THE PROBLEM
Duplicate the part of the material that opens with the line containing "minimize-icon (1197, 355, 1211, 359)" and closes with the line containing "camera-tile-2[interactable]: Camera#2 (896, 92, 1248, 290)", keeping both of those lines.

══ EXCERPTED RECORDS

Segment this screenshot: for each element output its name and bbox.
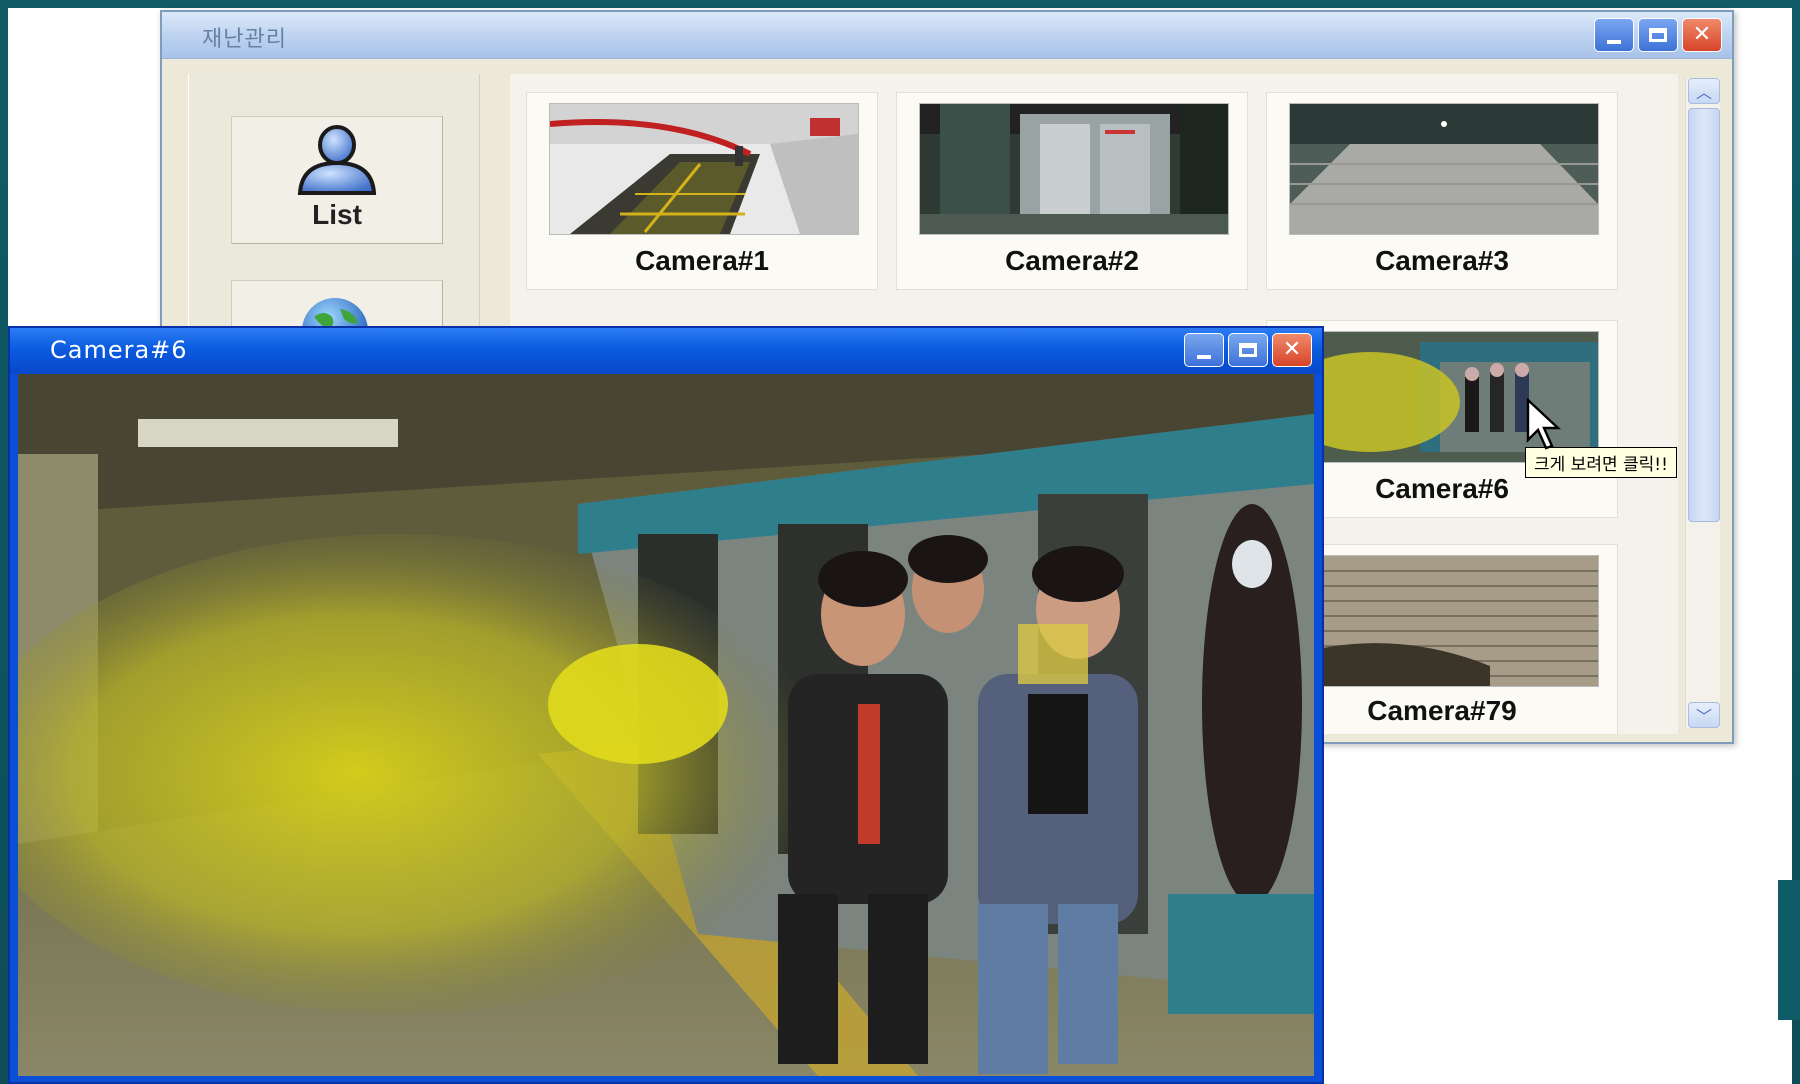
minimize-icon (1197, 355, 1211, 359)
click-to-enlarge-tooltip: 크게 보려면 클릭!! (1525, 447, 1677, 478)
scroll-down-icon: ﹀ (1695, 707, 1712, 726)
camera-6-window: Camera#6 ✕ (8, 326, 1324, 1084)
camera-tile-2[interactable]: Camera#2 (896, 92, 1248, 290)
camera-tile-1[interactable]: Camera#1 (526, 92, 878, 290)
camera-window-title: Camera#6 (50, 336, 188, 364)
maximize-icon (1239, 343, 1257, 357)
close-icon: ✕ (1282, 337, 1302, 362)
minimize-button[interactable] (1594, 18, 1634, 52)
camera-minimize-button[interactable] (1184, 333, 1224, 367)
camera-label: Camera#2 (1005, 245, 1139, 276)
camera-close-button[interactable]: ✕ (1272, 333, 1312, 367)
window-title: 재난관리 (202, 27, 287, 52)
scroll-up-button[interactable]: ︿ (1688, 78, 1720, 104)
camera-6-live-view[interactable] (18, 374, 1314, 1076)
camera-3-thumbnail[interactable] (1289, 103, 1599, 235)
camera-2-thumbnail[interactable] (919, 103, 1229, 235)
maximize-button[interactable] (1638, 18, 1678, 52)
user-icon (297, 125, 377, 195)
maximize-icon (1649, 28, 1667, 42)
camera-maximize-button[interactable] (1228, 333, 1268, 367)
scroll-up-icon: ︿ (1695, 83, 1712, 102)
camera-79-thumbnail[interactable] (1289, 555, 1599, 687)
minimize-icon (1607, 40, 1621, 44)
window-controls: ✕ (1594, 18, 1722, 52)
camera-window-controls: ✕ (1184, 333, 1312, 367)
close-icon: ✕ (1692, 22, 1712, 47)
camera-label: Camera#3 (1375, 245, 1509, 276)
slide-border-accent (1778, 880, 1800, 1020)
scroll-down-button[interactable]: ﹀ (1688, 702, 1720, 728)
vertical-scrollbar[interactable]: ︿ ﹀ (1685, 78, 1720, 728)
close-button[interactable]: ✕ (1682, 18, 1722, 52)
cursor-icon (1526, 398, 1562, 450)
camera-1-thumbnail[interactable] (549, 103, 859, 235)
camera-window-title-bar[interactable]: Camera#6 ✕ (10, 328, 1322, 374)
title-bar[interactable]: 재난관리 ✕ (162, 12, 1732, 59)
list-label: List (312, 199, 362, 230)
list-button[interactable]: List (231, 116, 443, 244)
camera-tile-3[interactable]: Camera#3 (1266, 92, 1618, 290)
subway-smoke-scene (18, 374, 1314, 1076)
scroll-thumb[interactable] (1688, 108, 1720, 522)
camera-label: Camera#1 (635, 245, 769, 276)
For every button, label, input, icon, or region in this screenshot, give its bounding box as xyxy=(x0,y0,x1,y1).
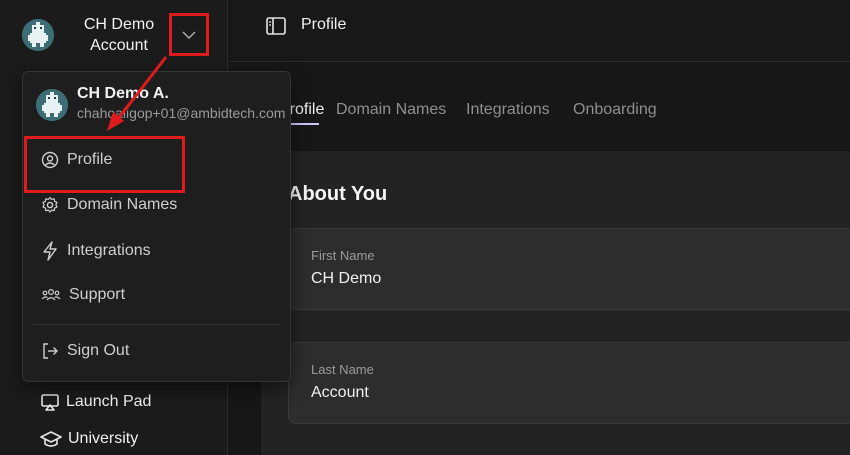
menu-item-label: Domain Names xyxy=(67,196,178,213)
lightning-icon xyxy=(43,241,57,261)
tab-domain-names[interactable]: Domain Names xyxy=(336,101,446,119)
last-name-field[interactable]: Last Name Account xyxy=(288,342,850,424)
tab-onboarding[interactable]: Onboarding xyxy=(573,101,657,119)
active-tab-indicator xyxy=(291,123,319,125)
menu-user-name: CH Demo A. xyxy=(77,85,169,102)
annotation-highlight-box xyxy=(24,136,185,193)
account-name[interactable]: CH Demo Account xyxy=(70,14,168,56)
account-menu-toggle-button[interactable] xyxy=(169,13,209,56)
field-value[interactable]: CH Demo xyxy=(311,270,381,288)
page-title: Profile xyxy=(301,16,347,33)
sidebar-item-label: Launch Pad xyxy=(66,393,152,410)
sidebar-item-launch-pad[interactable]: Launch Pad xyxy=(40,392,151,412)
menu-item-label: Integrations xyxy=(67,242,151,259)
field-label: Last Name xyxy=(311,362,374,377)
menu-item-support[interactable]: Support xyxy=(41,286,125,304)
avatar xyxy=(36,89,68,121)
gear-icon xyxy=(42,196,58,213)
account-header[interactable]: CH Demo Account xyxy=(0,0,228,72)
sign-out-icon xyxy=(43,343,58,359)
robot-avatar-icon xyxy=(36,89,68,121)
graduation-cap-icon xyxy=(40,431,62,447)
sidebar-item-label: University xyxy=(68,430,139,447)
menu-item-sign-out[interactable]: Sign Out xyxy=(41,342,129,360)
topbar: Profile xyxy=(229,0,850,62)
avatar[interactable] xyxy=(22,19,54,51)
account-name-line1: CH Demo xyxy=(83,16,155,33)
tab-bar: Profile Domain Names Integrations Onboar… xyxy=(229,97,850,127)
sidebar-item-university[interactable]: University xyxy=(40,429,138,449)
robot-avatar-icon xyxy=(22,19,54,51)
field-label: First Name xyxy=(311,248,375,263)
menu-item-label: Sign Out xyxy=(67,342,130,359)
field-value[interactable]: Account xyxy=(311,384,369,402)
menu-item-domain-names[interactable]: Domain Names xyxy=(41,196,177,214)
account-dropdown-menu: CH Demo A. chahoaligop+01@ambidtech.com … xyxy=(22,71,291,382)
menu-item-label: Support xyxy=(69,286,126,303)
users-icon xyxy=(41,288,61,301)
menu-item-integrations[interactable]: Integrations xyxy=(41,241,151,261)
first-name-field[interactable]: First Name CH Demo xyxy=(288,228,850,310)
airplay-icon xyxy=(41,394,59,411)
menu-user-email: chahoaligop+01@ambidtech.com xyxy=(77,105,286,121)
account-name-line2: Account xyxy=(90,37,148,54)
chevron-down-icon xyxy=(182,30,196,39)
tab-integrations[interactable]: Integrations xyxy=(466,101,550,119)
sidebar-panel-icon[interactable] xyxy=(266,17,286,35)
menu-divider xyxy=(33,324,280,325)
section-title: About You xyxy=(288,183,388,205)
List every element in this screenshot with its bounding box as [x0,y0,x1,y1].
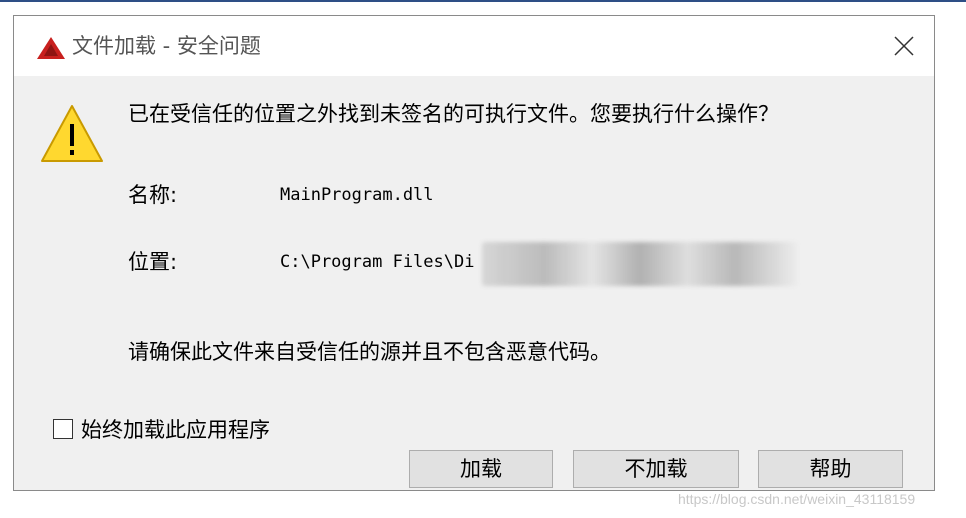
window-title: 文件加载 - 安全问题 [72,34,261,58]
always-load-checkbox[interactable] [53,419,73,439]
dont-load-button[interactable]: 不加载 [573,450,739,488]
security-dialog: 文件加载 - 安全问题 已在受信任的位置之外找到未签名的可执行文件。您要执行什么… [13,15,935,491]
help-button[interactable]: 帮助 [758,450,903,488]
load-button[interactable]: 加载 [409,450,553,488]
location-label: 位置: [128,250,178,274]
screen-top-edge [0,0,966,2]
autocad-logo-icon [37,37,65,59]
name-label: 名称: [128,183,178,207]
warning-message: 已在受信任的位置之外找到未签名的可执行文件。您要执行什么操作？ [128,102,779,126]
always-load-label[interactable]: 始终加载此应用程序 [81,416,270,444]
redacted-path [482,242,798,286]
title-bar: 文件加载 - 安全问题 [14,16,934,76]
name-value: MainProgram.dll [280,185,434,205]
trust-note: 请确保此文件来自受信任的源并且不包含恶意代码。 [128,340,611,364]
warning-icon [41,105,103,162]
location-value: C:\Program Files\Di [280,252,475,272]
close-icon[interactable] [888,30,920,62]
watermark-text: https://blog.csdn.net/weixin_43118159 [678,491,916,507]
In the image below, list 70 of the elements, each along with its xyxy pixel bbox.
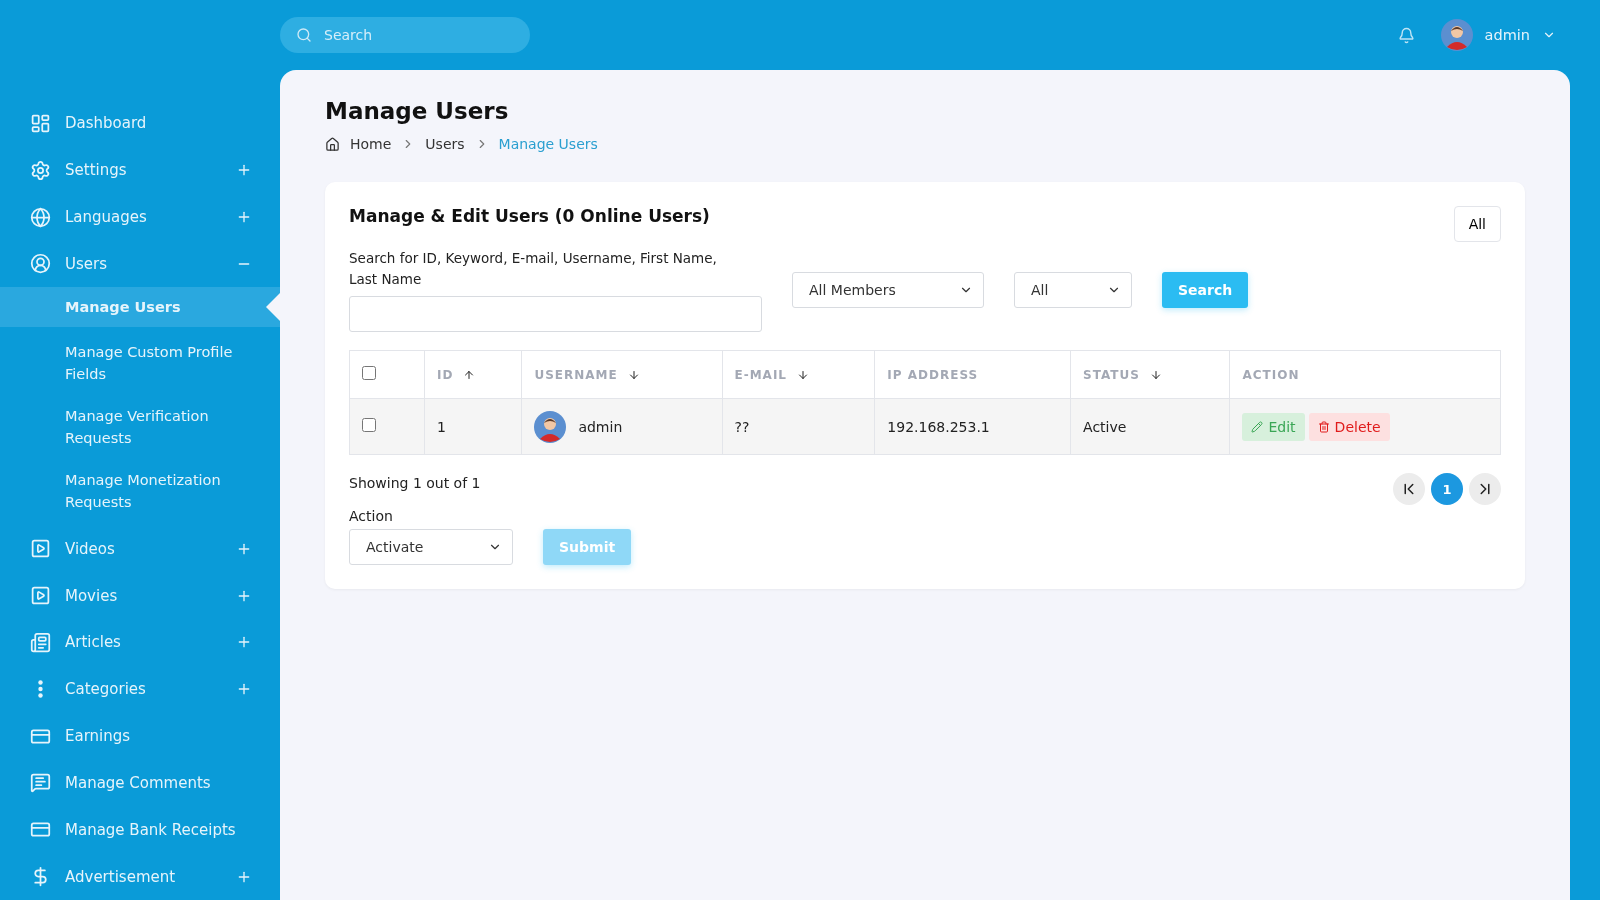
video-icon xyxy=(30,585,51,607)
status-select[interactable]: All xyxy=(1014,272,1132,308)
column-header[interactable]: IP ADDRESS xyxy=(874,350,1071,399)
pencil-icon xyxy=(1251,420,1264,433)
breadcrumb-link[interactable]: Manage Users xyxy=(498,136,598,152)
sidebar-item[interactable]: Advertisement xyxy=(0,853,280,900)
sidebar-item[interactable]: Earnings xyxy=(0,712,280,760)
sidebar-item[interactable]: Settings xyxy=(0,146,280,194)
delete-button[interactable]: Delete xyxy=(1308,412,1390,441)
all-button[interactable]: All xyxy=(1453,206,1501,242)
sidebar-item[interactable]: Dashboard xyxy=(0,100,280,147)
column-header[interactable]: ID xyxy=(424,350,522,399)
showing-text: Showing 1 out of 1 xyxy=(349,475,481,491)
sidebar-item[interactable]: Videos xyxy=(0,525,280,573)
sidebar-item[interactable]: Users xyxy=(0,240,280,288)
breadcrumb-link[interactable]: Home xyxy=(350,136,392,152)
search-label: Search for ID, Keyword, E-mail, Username, First Name, Last Name xyxy=(349,249,718,289)
table-cell: 192.168.253.1 xyxy=(874,398,1071,455)
gear-icon xyxy=(30,159,51,181)
submenu-item[interactable]: Manage Monetization Requests xyxy=(0,461,280,522)
breadcrumb-link[interactable]: Users xyxy=(425,136,465,152)
sidebar-item[interactable]: Movies xyxy=(0,572,280,619)
column-header[interactable]: E-MAIL xyxy=(722,350,875,399)
column-header[interactable]: USERNAME xyxy=(521,350,722,399)
card-title: Manage & Edit Users (0 Online Users) xyxy=(349,206,710,226)
video-icon xyxy=(30,538,51,560)
sidebar-item[interactable]: Manage Bank Receipts xyxy=(0,806,280,854)
submenu-item[interactable]: Manage Custom Profile Fields xyxy=(0,333,280,394)
globe-icon xyxy=(30,206,51,228)
sort-down-icon[interactable] xyxy=(797,369,810,381)
comment-icon xyxy=(30,772,51,794)
sidebar-item[interactable]: Categories xyxy=(0,665,280,713)
page-button[interactable]: 1 xyxy=(1431,473,1463,505)
row-checkbox[interactable] xyxy=(362,418,376,432)
username-text: admin xyxy=(578,418,623,435)
column-header[interactable]: ACTION xyxy=(1230,350,1501,399)
page-title: Manage Users xyxy=(325,98,510,124)
submenu-item[interactable]: Manage Users xyxy=(0,287,280,328)
last-page-button[interactable] xyxy=(1469,473,1501,505)
table-cell: 1 xyxy=(424,398,522,455)
user-icon xyxy=(30,253,51,275)
table-cell: Active xyxy=(1070,398,1230,455)
submit-button[interactable]: Submit xyxy=(543,529,632,565)
dots-icon xyxy=(38,680,43,699)
select-all-checkbox[interactable] xyxy=(362,366,376,380)
sort-up-icon[interactable] xyxy=(463,369,476,381)
user-menu[interactable]: admin xyxy=(1440,19,1556,51)
sort-down-icon[interactable] xyxy=(1149,369,1162,381)
sidebar-item[interactable]: Languages xyxy=(0,193,280,241)
search-input[interactable] xyxy=(349,296,762,332)
table-cell: ?? xyxy=(722,398,875,455)
sidebar-item[interactable]: Manage Comments xyxy=(0,759,280,807)
first-page-button[interactable] xyxy=(1393,473,1425,505)
newspaper-icon xyxy=(30,631,51,653)
dashboard-icon xyxy=(30,112,51,134)
home-icon xyxy=(325,136,340,152)
search-button[interactable]: Search xyxy=(1162,272,1249,308)
sidebar-item[interactable]: Articles xyxy=(0,618,280,666)
avatar-icon xyxy=(534,410,567,443)
bell-icon[interactable] xyxy=(1397,26,1415,44)
trash-icon xyxy=(1317,420,1330,433)
action-label: Action xyxy=(349,508,393,524)
edit-button[interactable]: Edit xyxy=(1242,412,1305,441)
members-select[interactable]: All Members xyxy=(792,272,984,308)
column-header[interactable]: STATUS xyxy=(1070,350,1230,399)
submenu-item[interactable]: Manage Verification Requests xyxy=(0,397,280,458)
avatar-icon xyxy=(1440,19,1473,51)
sort-down-icon[interactable] xyxy=(627,369,640,381)
search-field[interactable]: Search xyxy=(280,17,530,53)
action-select[interactable]: Activate xyxy=(349,529,513,565)
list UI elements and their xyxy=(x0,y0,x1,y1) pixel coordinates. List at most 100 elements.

════

ANSWER FOR THE TASK
minimize-icon (1197, 355, 1211, 359)
click-to-enlarge-tooltip: 크게 보려면 클릭!! (1525, 447, 1677, 478)
scroll-down-icon: ﹀ (1695, 707, 1712, 726)
camera-6-window: Camera#6 ✕ (8, 326, 1324, 1084)
camera-tile-2[interactable]: Camera#2 (896, 92, 1248, 290)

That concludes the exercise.